__TASK BRIEF__
All of the data should be repeated exactly; pictures are not part of the copy.
────────────────
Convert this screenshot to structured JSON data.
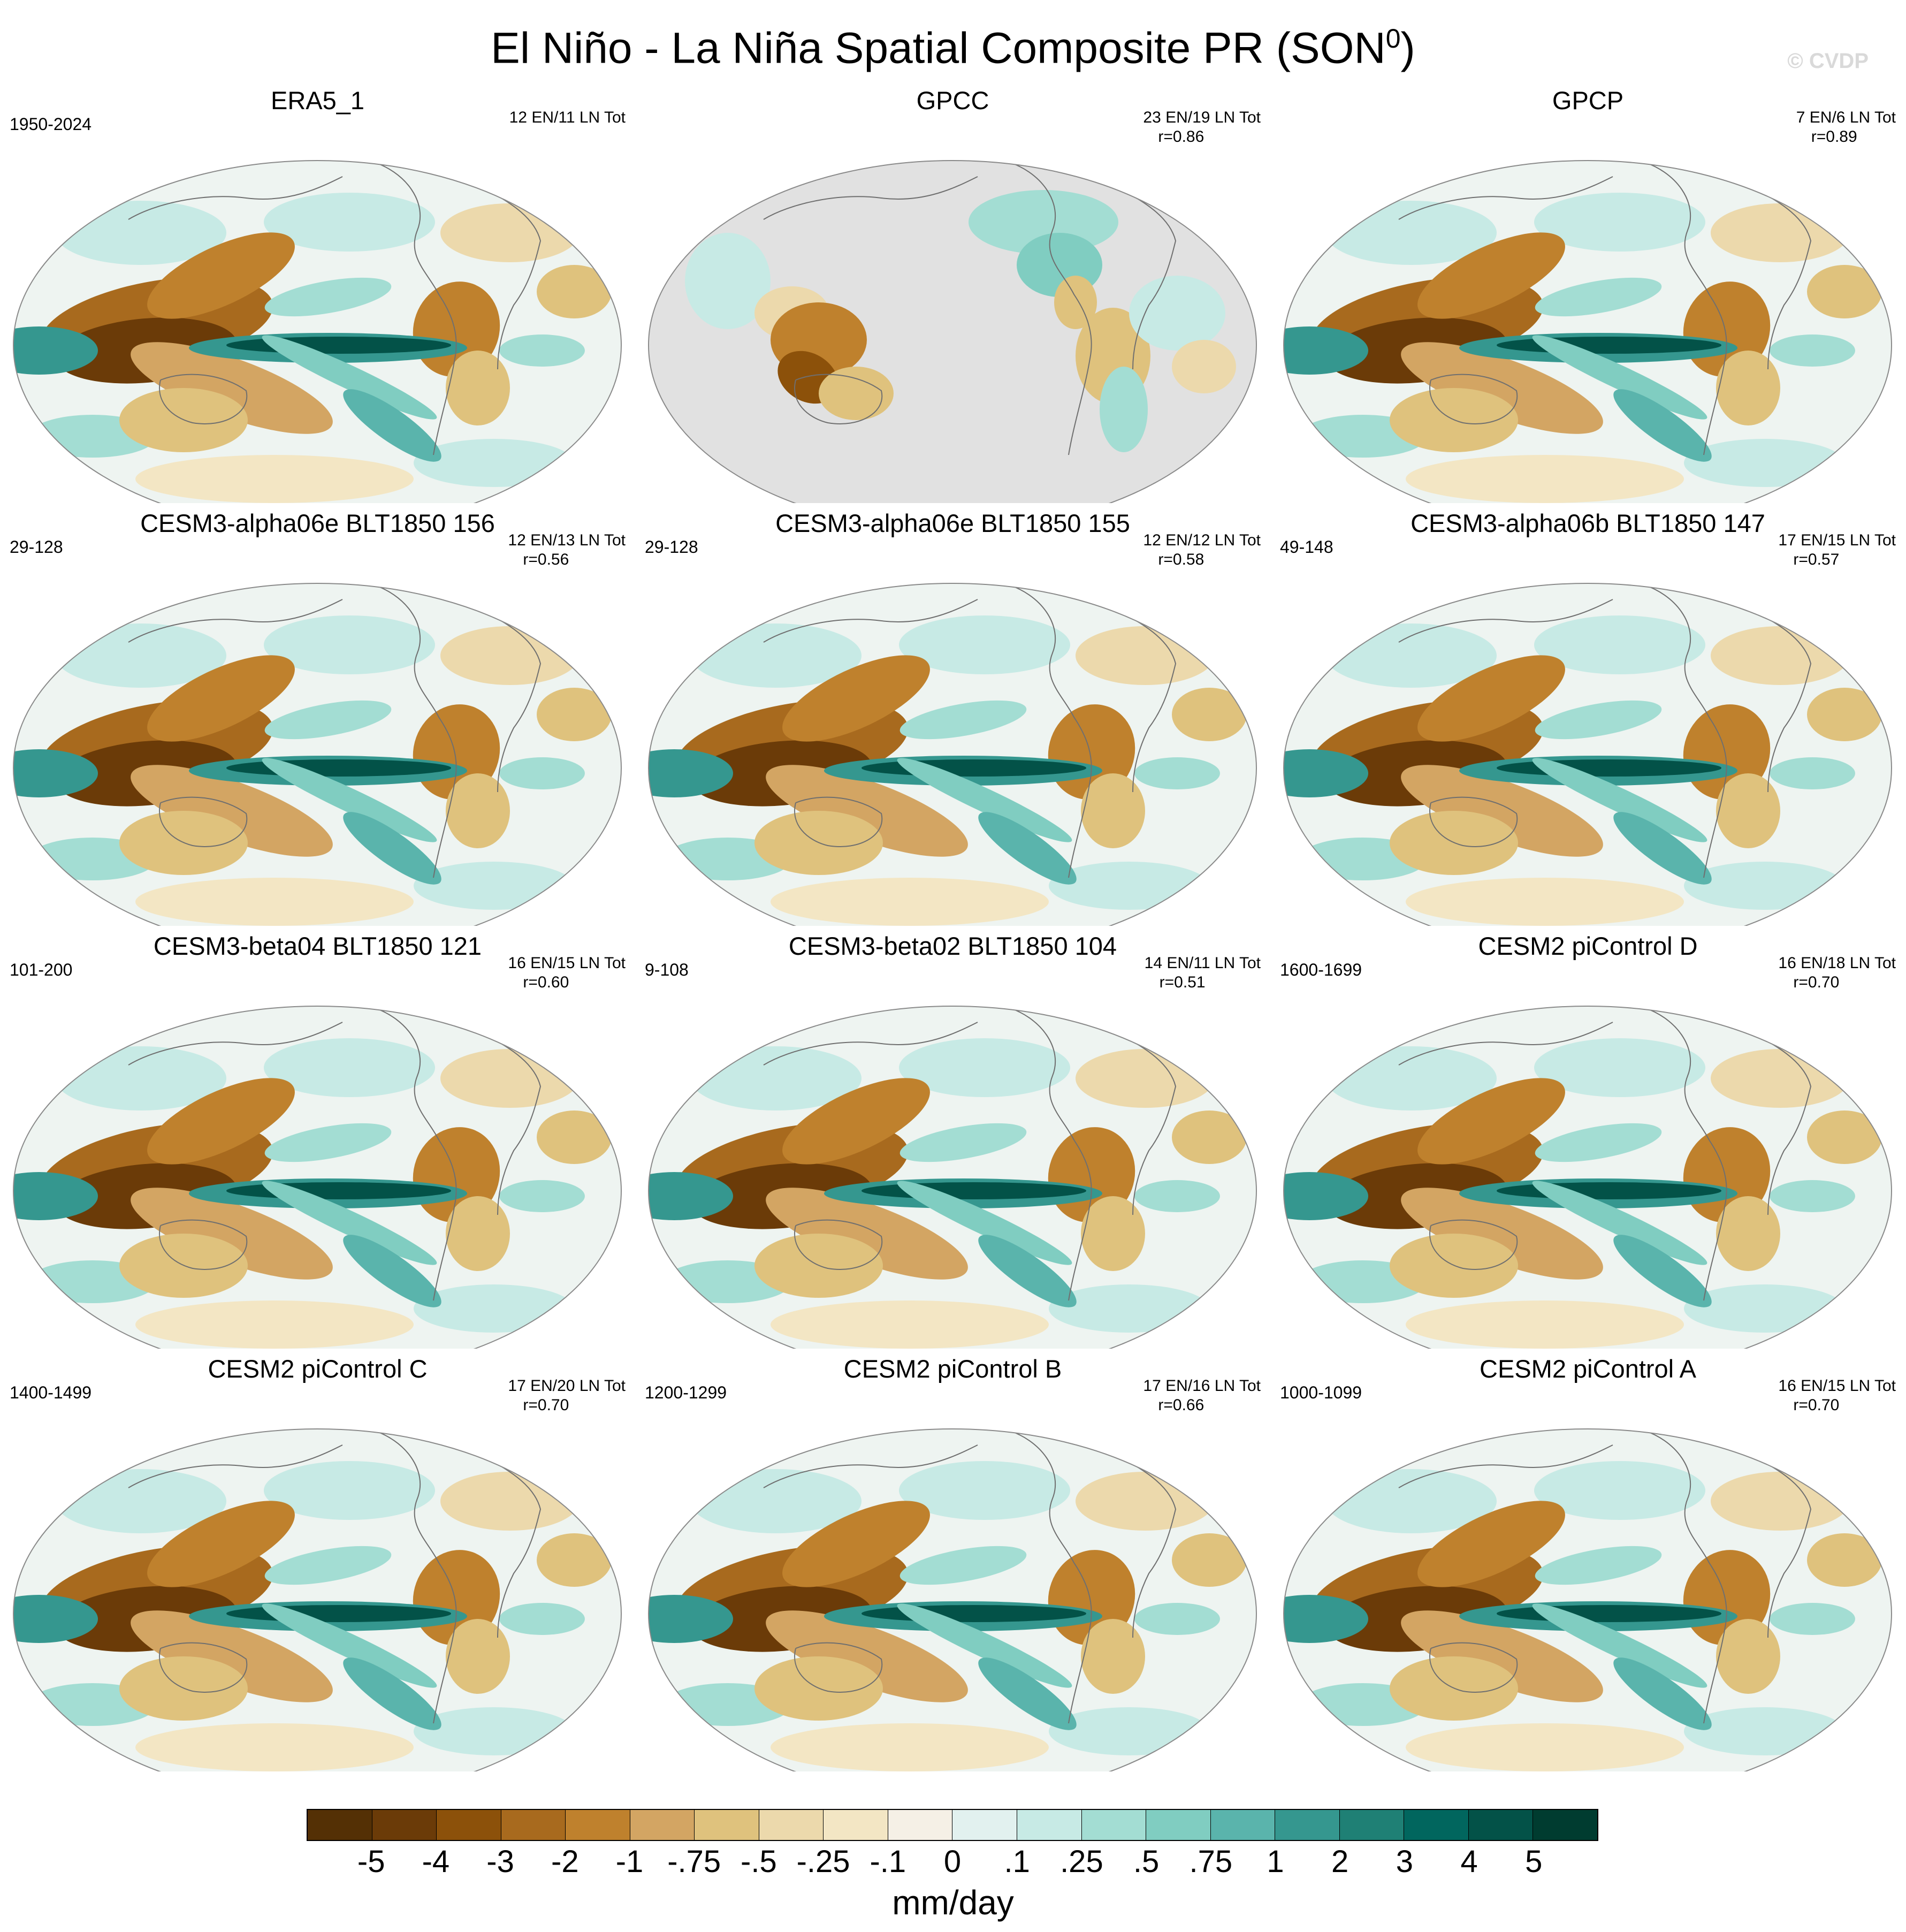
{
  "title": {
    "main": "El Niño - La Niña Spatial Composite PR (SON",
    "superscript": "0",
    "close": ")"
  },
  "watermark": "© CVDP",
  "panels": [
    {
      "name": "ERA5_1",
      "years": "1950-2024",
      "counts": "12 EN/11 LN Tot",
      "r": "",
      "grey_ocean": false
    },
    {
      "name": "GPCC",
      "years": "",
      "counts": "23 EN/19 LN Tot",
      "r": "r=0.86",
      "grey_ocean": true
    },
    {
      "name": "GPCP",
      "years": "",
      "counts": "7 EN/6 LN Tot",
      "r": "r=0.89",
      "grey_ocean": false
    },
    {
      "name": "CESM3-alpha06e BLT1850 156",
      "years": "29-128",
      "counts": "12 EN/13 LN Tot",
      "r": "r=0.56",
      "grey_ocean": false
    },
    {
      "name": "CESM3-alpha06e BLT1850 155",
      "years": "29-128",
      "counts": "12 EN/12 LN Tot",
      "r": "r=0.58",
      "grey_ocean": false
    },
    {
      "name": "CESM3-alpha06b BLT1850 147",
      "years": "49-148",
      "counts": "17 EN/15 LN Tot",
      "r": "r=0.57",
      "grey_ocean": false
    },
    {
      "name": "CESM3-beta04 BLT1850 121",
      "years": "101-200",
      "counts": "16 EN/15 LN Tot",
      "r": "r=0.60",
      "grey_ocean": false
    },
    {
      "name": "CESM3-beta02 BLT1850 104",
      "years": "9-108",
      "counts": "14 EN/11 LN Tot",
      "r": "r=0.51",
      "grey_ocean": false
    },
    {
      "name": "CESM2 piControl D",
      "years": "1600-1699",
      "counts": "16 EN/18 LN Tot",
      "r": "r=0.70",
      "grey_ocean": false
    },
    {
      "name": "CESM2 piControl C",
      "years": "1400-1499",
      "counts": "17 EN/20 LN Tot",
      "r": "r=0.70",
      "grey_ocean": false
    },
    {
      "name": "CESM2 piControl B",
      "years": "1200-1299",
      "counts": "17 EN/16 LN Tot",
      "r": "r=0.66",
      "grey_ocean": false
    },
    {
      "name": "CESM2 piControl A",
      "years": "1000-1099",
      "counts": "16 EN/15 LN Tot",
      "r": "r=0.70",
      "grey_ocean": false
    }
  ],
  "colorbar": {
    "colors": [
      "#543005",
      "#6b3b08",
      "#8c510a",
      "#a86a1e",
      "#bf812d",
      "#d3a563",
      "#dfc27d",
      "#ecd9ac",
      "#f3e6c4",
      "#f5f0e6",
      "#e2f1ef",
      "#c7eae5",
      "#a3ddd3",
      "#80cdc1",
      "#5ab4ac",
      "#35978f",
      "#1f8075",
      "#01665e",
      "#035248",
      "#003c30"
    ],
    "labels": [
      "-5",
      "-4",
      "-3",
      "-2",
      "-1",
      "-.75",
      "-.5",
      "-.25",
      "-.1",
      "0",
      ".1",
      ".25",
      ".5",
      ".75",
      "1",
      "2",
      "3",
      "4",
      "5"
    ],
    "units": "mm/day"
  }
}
────────────────
__OUTPUT BELOW__
Convert this screenshot to structured JSON data.
{
  "title": {
    "main": "El Niño - La Niña Spatial Composite PR (SON",
    "superscript": "0",
    "close": ")"
  },
  "watermark": "© CVDP",
  "panels": [
    {
      "name": "ERA5_1",
      "years": "1950-2024",
      "counts": "12 EN/11 LN Tot",
      "r": "",
      "grey_ocean": false
    },
    {
      "name": "GPCC",
      "years": "",
      "counts": "23 EN/19 LN Tot",
      "r": "r=0.86",
      "grey_ocean": true
    },
    {
      "name": "GPCP",
      "years": "",
      "counts": "7 EN/6 LN Tot",
      "r": "r=0.89",
      "grey_ocean": false
    },
    {
      "name": "CESM3-alpha06e BLT1850 156",
      "years": "29-128",
      "counts": "12 EN/13 LN Tot",
      "r": "r=0.56",
      "grey_ocean": false
    },
    {
      "name": "CESM3-alpha06e BLT1850 155",
      "years": "29-128",
      "counts": "12 EN/12 LN Tot",
      "r": "r=0.58",
      "grey_ocean": false
    },
    {
      "name": "CESM3-alpha06b BLT1850 147",
      "years": "49-148",
      "counts": "17 EN/15 LN Tot",
      "r": "r=0.57",
      "grey_ocean": false
    },
    {
      "name": "CESM3-beta04 BLT1850 121",
      "years": "101-200",
      "counts": "16 EN/15 LN Tot",
      "r": "r=0.60",
      "grey_ocean": false
    },
    {
      "name": "CESM3-beta02 BLT1850 104",
      "years": "9-108",
      "counts": "14 EN/11 LN Tot",
      "r": "r=0.51",
      "grey_ocean": false
    },
    {
      "name": "CESM2 piControl D",
      "years": "1600-1699",
      "counts": "16 EN/18 LN Tot",
      "r": "r=0.70",
      "grey_ocean": false
    },
    {
      "name": "CESM2 piControl C",
      "years": "1400-1499",
      "counts": "17 EN/20 LN Tot",
      "r": "r=0.70",
      "grey_ocean": false
    },
    {
      "name": "CESM2 piControl B",
      "years": "1200-1299",
      "counts": "17 EN/16 LN Tot",
      "r": "r=0.66",
      "grey_ocean": false
    },
    {
      "name": "CESM2 piControl A",
      "years": "1000-1099",
      "counts": "16 EN/15 LN Tot",
      "r": "r=0.70",
      "grey_ocean": false
    }
  ],
  "colorbar": {
    "colors": [
      "#543005",
      "#6b3b08",
      "#8c510a",
      "#a86a1e",
      "#bf812d",
      "#d3a563",
      "#dfc27d",
      "#ecd9ac",
      "#f3e6c4",
      "#f5f0e6",
      "#e2f1ef",
      "#c7eae5",
      "#a3ddd3",
      "#80cdc1",
      "#5ab4ac",
      "#35978f",
      "#1f8075",
      "#01665e",
      "#035248",
      "#003c30"
    ],
    "labels": [
      "-5",
      "-4",
      "-3",
      "-2",
      "-1",
      "-.75",
      "-.5",
      "-.25",
      "-.1",
      "0",
      ".1",
      ".25",
      ".5",
      ".75",
      "1",
      "2",
      "3",
      "4",
      "5"
    ],
    "units": "mm/day"
  }
}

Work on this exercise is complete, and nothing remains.